The problem: Output each line exactly as it appears, skipping any embedded picture.

Data shown:
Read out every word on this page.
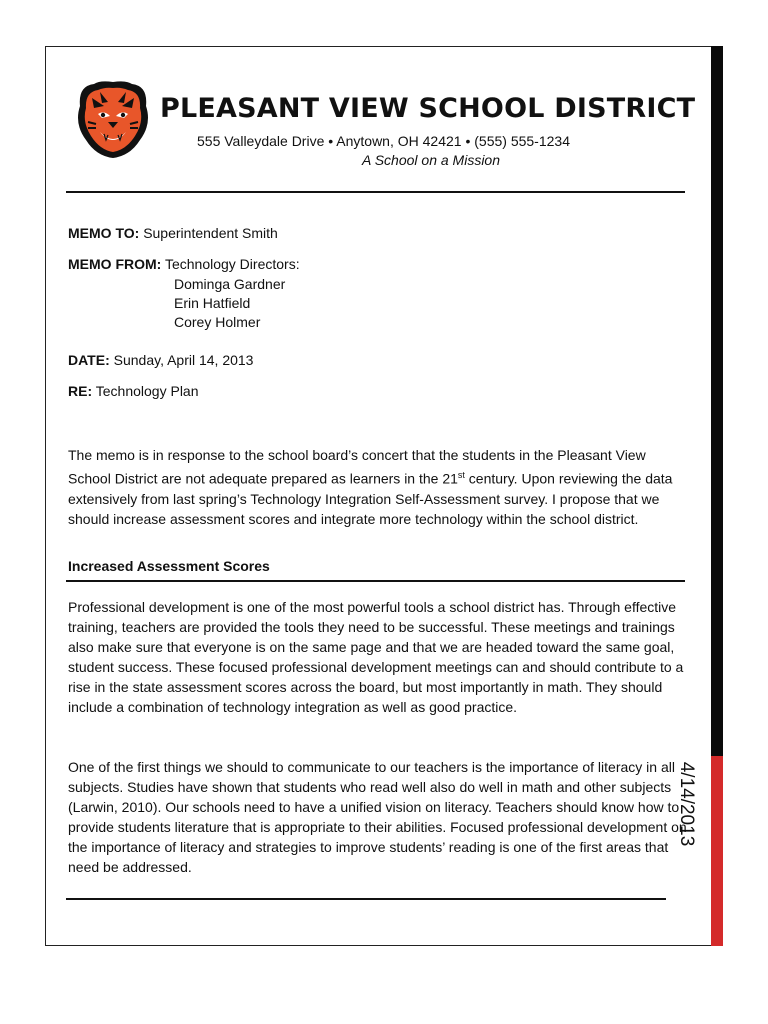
4/14/2013
PLEASANT VIEW SCHOOL DISTRICT
555 Valleydale Drive • Anytown, OH 42421 • (555) 555-1234
A School on a Mission
MEMO TO: Superintendent Smith
MEMO FROM: Technology Directors:
Dominga Gardner
Erin Hatfield
Corey Holmer
DATE: Sunday, April 14, 2013
RE: Technology Plan
The memo is in response to the school board’s concert that the students in the Pleasant View School District are not adequate prepared as learners in the 21st century. Upon reviewing the data extensively from last spring’s Technology Integration Self-Assessment survey. I propose that we should increase assessment scores and integrate more technology within the school district.
Increased Assessment Scores
Professional development is one of the most powerful tools a school district has. Through effective training, teachers are provided the tools they need to be successful. These meetings and trainings also make sure that everyone is on the same page and that we are headed toward the same goal, student success. These focused professional development meetings can and should contribute to a rise in the state assessment scores across the board, but most importantly in math. They should include a combination of technology integration as well as good practice.
One of the first things we should to communicate to our teachers is the importance of literacy in all subjects. Studies have shown that students who read well also do well in math and other subjects (Larwin, 2010). Our schools need to have a unified vision on literacy. Teachers should know how to provide students literature that is appropriate to their abilities. Focused professional development on the importance of literacy and strategies to improve students’ reading is one of the first areas that need be addressed.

Problem solution:
Read out every word on this page.
4/14/2013
PLEASANT VIEW SCHOOL DISTRICT
555 Valleydale Drive • Anytown, OH 42421 • (555) 555-1234
A School on a Mission
MEMO TO: Superintendent Smith
MEMO FROM: Technology Directors:
Dominga Gardner
Erin Hatfield
Corey Holmer
DATE: Sunday, April 14, 2013
RE: Technology Plan
The memo is in response to the school board’s concert that the students in the Pleasant View School District are not adequate prepared as learners in the 21st century. Upon reviewing the data extensively from last spring’s Technology Integration Self-Assessment survey. I propose that we should increase assessment scores and integrate more technology within the school district.
Increased Assessment Scores
Professional development is one of the most powerful tools a school district has. Through effective training, teachers are provided the tools they need to be successful. These meetings and trainings also make sure that everyone is on the same page and that we are headed toward the same goal, student success. These focused professional development meetings can and should contribute to a rise in the state assessment scores across the board, but most importantly in math. They should include a combination of technology integration as well as good practice.
One of the first things we should to communicate to our teachers is the importance of literacy in all subjects. Studies have shown that students who read well also do well in math and other subjects (Larwin, 2010). Our schools need to have a unified vision on literacy. Teachers should know how to provide students literature that is appropriate to their abilities. Focused professional development on the importance of literacy and strategies to improve students’ reading is one of the first areas that need be addressed.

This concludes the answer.